• **Instruction**
Extract every entry word for word.

• **Dataset content**
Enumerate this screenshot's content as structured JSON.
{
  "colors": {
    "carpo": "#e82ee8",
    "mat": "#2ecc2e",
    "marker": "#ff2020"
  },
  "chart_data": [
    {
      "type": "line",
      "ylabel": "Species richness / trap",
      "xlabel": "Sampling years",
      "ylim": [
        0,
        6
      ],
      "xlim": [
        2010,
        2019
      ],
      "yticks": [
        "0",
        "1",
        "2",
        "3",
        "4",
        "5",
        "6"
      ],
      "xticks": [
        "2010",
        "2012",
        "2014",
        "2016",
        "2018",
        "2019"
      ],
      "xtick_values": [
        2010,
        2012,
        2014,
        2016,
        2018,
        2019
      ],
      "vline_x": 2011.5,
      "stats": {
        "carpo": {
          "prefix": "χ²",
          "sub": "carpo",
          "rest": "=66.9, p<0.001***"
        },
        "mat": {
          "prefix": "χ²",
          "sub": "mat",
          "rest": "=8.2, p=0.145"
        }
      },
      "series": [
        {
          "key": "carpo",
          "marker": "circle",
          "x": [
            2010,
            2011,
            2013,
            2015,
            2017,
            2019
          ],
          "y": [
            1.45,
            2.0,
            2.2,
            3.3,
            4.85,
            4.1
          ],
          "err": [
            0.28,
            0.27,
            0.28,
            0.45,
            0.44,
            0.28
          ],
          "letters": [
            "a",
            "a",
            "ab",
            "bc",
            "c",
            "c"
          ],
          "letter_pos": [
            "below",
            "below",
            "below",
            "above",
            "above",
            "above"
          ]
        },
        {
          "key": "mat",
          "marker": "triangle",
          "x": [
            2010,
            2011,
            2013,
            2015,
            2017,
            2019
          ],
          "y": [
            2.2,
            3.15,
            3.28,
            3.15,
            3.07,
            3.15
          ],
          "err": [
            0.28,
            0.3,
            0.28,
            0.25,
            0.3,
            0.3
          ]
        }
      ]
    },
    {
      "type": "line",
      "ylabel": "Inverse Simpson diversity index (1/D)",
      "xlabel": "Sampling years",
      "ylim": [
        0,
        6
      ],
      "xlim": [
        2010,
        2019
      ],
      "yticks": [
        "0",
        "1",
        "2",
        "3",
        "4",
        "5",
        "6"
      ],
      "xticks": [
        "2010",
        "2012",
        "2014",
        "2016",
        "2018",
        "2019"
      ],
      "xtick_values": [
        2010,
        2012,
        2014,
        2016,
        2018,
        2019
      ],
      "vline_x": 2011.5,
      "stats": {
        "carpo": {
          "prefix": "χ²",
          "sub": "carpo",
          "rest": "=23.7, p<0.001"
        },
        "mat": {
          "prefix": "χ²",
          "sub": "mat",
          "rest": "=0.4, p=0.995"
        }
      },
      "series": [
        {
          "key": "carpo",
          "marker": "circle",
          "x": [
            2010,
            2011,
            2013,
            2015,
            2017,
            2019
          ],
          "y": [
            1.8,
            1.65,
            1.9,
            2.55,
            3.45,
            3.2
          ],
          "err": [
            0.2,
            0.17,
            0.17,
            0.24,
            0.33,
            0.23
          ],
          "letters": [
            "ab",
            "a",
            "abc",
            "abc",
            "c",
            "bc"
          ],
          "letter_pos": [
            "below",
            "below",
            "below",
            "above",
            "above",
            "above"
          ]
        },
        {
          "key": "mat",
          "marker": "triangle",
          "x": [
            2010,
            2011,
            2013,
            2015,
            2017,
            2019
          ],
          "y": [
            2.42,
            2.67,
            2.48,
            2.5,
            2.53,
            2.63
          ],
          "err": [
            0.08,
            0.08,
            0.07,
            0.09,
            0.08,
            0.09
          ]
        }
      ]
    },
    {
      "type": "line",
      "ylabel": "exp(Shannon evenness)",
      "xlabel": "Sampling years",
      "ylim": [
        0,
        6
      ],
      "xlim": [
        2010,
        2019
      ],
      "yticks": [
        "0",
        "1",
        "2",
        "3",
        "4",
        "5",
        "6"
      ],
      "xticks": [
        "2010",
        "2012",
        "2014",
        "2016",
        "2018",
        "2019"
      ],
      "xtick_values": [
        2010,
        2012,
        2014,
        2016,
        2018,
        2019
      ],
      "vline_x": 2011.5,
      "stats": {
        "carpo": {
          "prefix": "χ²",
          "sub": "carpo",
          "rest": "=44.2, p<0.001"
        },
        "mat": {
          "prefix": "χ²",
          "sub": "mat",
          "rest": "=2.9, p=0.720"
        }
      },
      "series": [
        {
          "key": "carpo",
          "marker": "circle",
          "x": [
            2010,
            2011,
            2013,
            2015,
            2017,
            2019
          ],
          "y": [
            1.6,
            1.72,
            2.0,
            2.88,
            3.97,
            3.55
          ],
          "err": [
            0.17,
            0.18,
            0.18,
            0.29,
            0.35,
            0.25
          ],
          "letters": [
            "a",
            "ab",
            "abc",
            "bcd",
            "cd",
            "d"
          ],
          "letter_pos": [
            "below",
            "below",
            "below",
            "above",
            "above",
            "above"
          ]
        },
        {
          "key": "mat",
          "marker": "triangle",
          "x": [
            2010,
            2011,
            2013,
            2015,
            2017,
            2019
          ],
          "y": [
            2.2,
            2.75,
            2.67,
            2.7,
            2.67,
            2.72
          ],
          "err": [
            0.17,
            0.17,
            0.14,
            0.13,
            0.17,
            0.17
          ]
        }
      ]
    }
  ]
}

• **Final answer**
Enumerate this screenshot's content as structured JSON.
{
  "colors": {
    "carpo": "#e82ee8",
    "mat": "#2ecc2e",
    "marker": "#ff2020"
  },
  "chart_data": [
    {
      "type": "line",
      "ylabel": "Species richness / trap",
      "xlabel": "Sampling years",
      "ylim": [
        0,
        6
      ],
      "xlim": [
        2010,
        2019
      ],
      "yticks": [
        "0",
        "1",
        "2",
        "3",
        "4",
        "5",
        "6"
      ],
      "xticks": [
        "2010",
        "2012",
        "2014",
        "2016",
        "2018",
        "2019"
      ],
      "xtick_values": [
        2010,
        2012,
        2014,
        2016,
        2018,
        2019
      ],
      "vline_x": 2011.5,
      "stats": {
        "carpo": {
          "prefix": "χ²",
          "sub": "carpo",
          "rest": "=66.9, p<0.001***"
        },
        "mat": {
          "prefix": "χ²",
          "sub": "mat",
          "rest": "=8.2, p=0.145"
        }
      },
      "series": [
        {
          "key": "carpo",
          "marker": "circle",
          "x": [
            2010,
            2011,
            2013,
            2015,
            2017,
            2019
          ],
          "y": [
            1.45,
            2.0,
            2.2,
            3.3,
            4.85,
            4.1
          ],
          "err": [
            0.28,
            0.27,
            0.28,
            0.45,
            0.44,
            0.28
          ],
          "letters": [
            "a",
            "a",
            "ab",
            "bc",
            "c",
            "c"
          ],
          "letter_pos": [
            "below",
            "below",
            "below",
            "above",
            "above",
            "above"
          ]
        },
        {
          "key": "mat",
          "marker": "triangle",
          "x": [
            2010,
            2011,
            2013,
            2015,
            2017,
            2019
          ],
          "y": [
            2.2,
            3.15,
            3.28,
            3.15,
            3.07,
            3.15
          ],
          "err": [
            0.28,
            0.3,
            0.28,
            0.25,
            0.3,
            0.3
          ]
        }
      ]
    },
    {
      "type": "line",
      "ylabel": "Inverse Simpson diversity index (1/D)",
      "xlabel": "Sampling years",
      "ylim": [
        0,
        6
      ],
      "xlim": [
        2010,
        2019
      ],
      "yticks": [
        "0",
        "1",
        "2",
        "3",
        "4",
        "5",
        "6"
      ],
      "xticks": [
        "2010",
        "2012",
        "2014",
        "2016",
        "2018",
        "2019"
      ],
      "xtick_values": [
        2010,
        2012,
        2014,
        2016,
        2018,
        2019
      ],
      "vline_x": 2011.5,
      "stats": {
        "carpo": {
          "prefix": "χ²",
          "sub": "carpo",
          "rest": "=23.7, p<0.001"
        },
        "mat": {
          "prefix": "χ²",
          "sub": "mat",
          "rest": "=0.4, p=0.995"
        }
      },
      "series": [
        {
          "key": "carpo",
          "marker": "circle",
          "x": [
            2010,
            2011,
            2013,
            2015,
            2017,
            2019
          ],
          "y": [
            1.8,
            1.65,
            1.9,
            2.55,
            3.45,
            3.2
          ],
          "err": [
            0.2,
            0.17,
            0.17,
            0.24,
            0.33,
            0.23
          ],
          "letters": [
            "ab",
            "a",
            "abc",
            "abc",
            "c",
            "bc"
          ],
          "letter_pos": [
            "below",
            "below",
            "below",
            "above",
            "above",
            "above"
          ]
        },
        {
          "key": "mat",
          "marker": "triangle",
          "x": [
            2010,
            2011,
            2013,
            2015,
            2017,
            2019
          ],
          "y": [
            2.42,
            2.67,
            2.48,
            2.5,
            2.53,
            2.63
          ],
          "err": [
            0.08,
            0.08,
            0.07,
            0.09,
            0.08,
            0.09
          ]
        }
      ]
    },
    {
      "type": "line",
      "ylabel": "exp(Shannon evenness)",
      "xlabel": "Sampling years",
      "ylim": [
        0,
        6
      ],
      "xlim": [
        2010,
        2019
      ],
      "yticks": [
        "0",
        "1",
        "2",
        "3",
        "4",
        "5",
        "6"
      ],
      "xticks": [
        "2010",
        "2012",
        "2014",
        "2016",
        "2018",
        "2019"
      ],
      "xtick_values": [
        2010,
        2012,
        2014,
        2016,
        2018,
        2019
      ],
      "vline_x": 2011.5,
      "stats": {
        "carpo": {
          "prefix": "χ²",
          "sub": "carpo",
          "rest": "=44.2, p<0.001"
        },
        "mat": {
          "prefix": "χ²",
          "sub": "mat",
          "rest": "=2.9, p=0.720"
        }
      },
      "series": [
        {
          "key": "carpo",
          "marker": "circle",
          "x": [
            2010,
            2011,
            2013,
            2015,
            2017,
            2019
          ],
          "y": [
            1.6,
            1.72,
            2.0,
            2.88,
            3.97,
            3.55
          ],
          "err": [
            0.17,
            0.18,
            0.18,
            0.29,
            0.35,
            0.25
          ],
          "letters": [
            "a",
            "ab",
            "abc",
            "bcd",
            "cd",
            "d"
          ],
          "letter_pos": [
            "below",
            "below",
            "below",
            "above",
            "above",
            "above"
          ]
        },
        {
          "key": "mat",
          "marker": "triangle",
          "x": [
            2010,
            2011,
            2013,
            2015,
            2017,
            2019
          ],
          "y": [
            2.2,
            2.75,
            2.67,
            2.7,
            2.67,
            2.72
          ],
          "err": [
            0.17,
            0.17,
            0.14,
            0.13,
            0.17,
            0.17
          ]
        }
      ]
    }
  ]
}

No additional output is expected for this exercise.